**Given request**
Report how many lines hold the word "揭露了封建地主对农民的残酷剥削"; give nothing but the number.

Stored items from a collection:

□ □ □ □ □ □ □

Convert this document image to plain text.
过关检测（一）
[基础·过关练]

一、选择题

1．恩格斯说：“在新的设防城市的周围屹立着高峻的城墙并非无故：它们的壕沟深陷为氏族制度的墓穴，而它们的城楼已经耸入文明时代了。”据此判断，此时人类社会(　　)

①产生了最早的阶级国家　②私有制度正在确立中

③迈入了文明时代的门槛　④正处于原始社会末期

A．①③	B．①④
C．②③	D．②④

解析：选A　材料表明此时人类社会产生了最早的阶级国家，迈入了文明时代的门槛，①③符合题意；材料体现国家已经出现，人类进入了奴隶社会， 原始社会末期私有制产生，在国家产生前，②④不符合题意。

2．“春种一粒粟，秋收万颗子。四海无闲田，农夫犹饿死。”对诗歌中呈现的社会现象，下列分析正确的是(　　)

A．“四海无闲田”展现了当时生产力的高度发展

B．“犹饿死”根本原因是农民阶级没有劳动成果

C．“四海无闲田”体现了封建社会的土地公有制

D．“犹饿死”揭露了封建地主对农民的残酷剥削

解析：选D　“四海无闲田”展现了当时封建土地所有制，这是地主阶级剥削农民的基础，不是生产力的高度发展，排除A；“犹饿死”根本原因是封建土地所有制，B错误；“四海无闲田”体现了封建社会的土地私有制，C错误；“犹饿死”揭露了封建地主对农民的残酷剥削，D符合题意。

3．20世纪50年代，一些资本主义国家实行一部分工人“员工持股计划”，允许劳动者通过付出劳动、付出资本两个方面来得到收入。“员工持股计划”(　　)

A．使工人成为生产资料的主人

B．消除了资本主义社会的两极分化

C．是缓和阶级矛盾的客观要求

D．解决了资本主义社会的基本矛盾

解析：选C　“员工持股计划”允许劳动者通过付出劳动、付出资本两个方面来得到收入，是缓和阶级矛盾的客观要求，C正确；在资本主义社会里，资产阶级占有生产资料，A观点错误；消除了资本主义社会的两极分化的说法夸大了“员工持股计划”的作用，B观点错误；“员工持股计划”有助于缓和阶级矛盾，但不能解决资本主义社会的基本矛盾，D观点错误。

□ □ □ □ □ □ □

**Response to the task**
2